(Records from a collection)
======

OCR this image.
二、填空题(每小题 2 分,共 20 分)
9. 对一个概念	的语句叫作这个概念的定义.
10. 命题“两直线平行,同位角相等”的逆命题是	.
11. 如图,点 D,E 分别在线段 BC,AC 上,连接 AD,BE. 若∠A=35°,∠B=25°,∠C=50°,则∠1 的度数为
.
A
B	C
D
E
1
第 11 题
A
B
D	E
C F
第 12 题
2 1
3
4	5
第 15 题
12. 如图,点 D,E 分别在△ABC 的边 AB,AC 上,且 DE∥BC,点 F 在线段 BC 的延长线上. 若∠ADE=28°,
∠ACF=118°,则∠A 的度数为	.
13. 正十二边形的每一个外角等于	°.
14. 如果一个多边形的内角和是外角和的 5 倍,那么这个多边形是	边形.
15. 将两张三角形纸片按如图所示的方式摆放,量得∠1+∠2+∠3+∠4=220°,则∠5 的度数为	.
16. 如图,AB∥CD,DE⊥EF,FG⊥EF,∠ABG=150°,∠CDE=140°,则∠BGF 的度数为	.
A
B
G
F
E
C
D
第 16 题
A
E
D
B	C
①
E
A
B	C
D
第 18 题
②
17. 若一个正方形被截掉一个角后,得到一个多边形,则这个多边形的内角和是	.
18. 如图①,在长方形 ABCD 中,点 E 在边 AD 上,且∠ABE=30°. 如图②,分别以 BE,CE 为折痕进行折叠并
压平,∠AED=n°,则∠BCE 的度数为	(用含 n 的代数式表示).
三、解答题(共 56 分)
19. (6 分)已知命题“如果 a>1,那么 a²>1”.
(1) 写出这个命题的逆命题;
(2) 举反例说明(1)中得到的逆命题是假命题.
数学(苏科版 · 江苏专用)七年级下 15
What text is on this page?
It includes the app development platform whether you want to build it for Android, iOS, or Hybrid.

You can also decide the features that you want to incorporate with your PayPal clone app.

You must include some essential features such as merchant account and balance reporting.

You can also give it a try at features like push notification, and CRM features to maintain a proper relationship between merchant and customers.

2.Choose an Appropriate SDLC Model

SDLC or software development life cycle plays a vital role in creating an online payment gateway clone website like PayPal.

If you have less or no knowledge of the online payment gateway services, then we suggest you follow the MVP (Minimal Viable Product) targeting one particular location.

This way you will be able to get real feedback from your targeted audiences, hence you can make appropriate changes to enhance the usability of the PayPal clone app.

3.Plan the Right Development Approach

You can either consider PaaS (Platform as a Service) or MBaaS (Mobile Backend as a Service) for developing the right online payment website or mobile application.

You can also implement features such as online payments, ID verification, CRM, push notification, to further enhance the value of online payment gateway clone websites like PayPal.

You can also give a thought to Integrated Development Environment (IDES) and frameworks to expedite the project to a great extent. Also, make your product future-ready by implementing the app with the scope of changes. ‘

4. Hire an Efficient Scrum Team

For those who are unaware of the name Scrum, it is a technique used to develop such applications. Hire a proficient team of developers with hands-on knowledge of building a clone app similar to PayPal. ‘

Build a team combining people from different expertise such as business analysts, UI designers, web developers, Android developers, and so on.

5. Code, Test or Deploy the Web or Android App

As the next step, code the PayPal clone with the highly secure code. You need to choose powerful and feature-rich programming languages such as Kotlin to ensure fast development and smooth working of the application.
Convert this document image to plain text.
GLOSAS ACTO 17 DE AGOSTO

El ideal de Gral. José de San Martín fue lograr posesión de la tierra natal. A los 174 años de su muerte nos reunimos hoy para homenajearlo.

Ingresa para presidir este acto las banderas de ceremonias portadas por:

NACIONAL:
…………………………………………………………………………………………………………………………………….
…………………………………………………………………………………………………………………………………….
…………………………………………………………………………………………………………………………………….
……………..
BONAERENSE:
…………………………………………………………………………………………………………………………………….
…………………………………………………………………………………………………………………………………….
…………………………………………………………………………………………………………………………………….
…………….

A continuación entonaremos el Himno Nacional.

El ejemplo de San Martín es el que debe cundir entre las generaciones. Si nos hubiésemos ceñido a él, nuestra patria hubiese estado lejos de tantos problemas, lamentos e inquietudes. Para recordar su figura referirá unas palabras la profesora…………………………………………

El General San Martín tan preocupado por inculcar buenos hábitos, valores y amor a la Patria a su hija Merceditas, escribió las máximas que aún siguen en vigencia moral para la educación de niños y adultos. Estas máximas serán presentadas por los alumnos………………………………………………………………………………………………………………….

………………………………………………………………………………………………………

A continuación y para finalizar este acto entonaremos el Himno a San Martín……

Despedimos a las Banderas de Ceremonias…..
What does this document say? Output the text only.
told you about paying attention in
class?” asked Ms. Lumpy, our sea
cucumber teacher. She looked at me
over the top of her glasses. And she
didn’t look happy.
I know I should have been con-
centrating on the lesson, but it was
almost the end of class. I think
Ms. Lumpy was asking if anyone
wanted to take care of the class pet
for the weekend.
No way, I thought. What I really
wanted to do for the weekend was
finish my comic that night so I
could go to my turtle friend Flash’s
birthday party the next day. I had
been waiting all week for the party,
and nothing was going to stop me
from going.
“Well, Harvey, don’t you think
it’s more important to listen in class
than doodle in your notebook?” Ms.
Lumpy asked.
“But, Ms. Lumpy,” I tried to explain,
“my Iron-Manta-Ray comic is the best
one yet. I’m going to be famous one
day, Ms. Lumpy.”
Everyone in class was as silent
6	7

======

Copy out every line holding the string "like".

■ Completed exercise ■
You can also give it a try at features like push notification, and CRM features to maintain a proper relationship between merchant and customers.
SDLC or software development life cycle plays a vital role in creating an online payment gateway clone website like PayPal.
You can also implement features such as online payments, ID verification, CRM, push notification, to further enhance the value of online payment gateway clone websites like PayPal.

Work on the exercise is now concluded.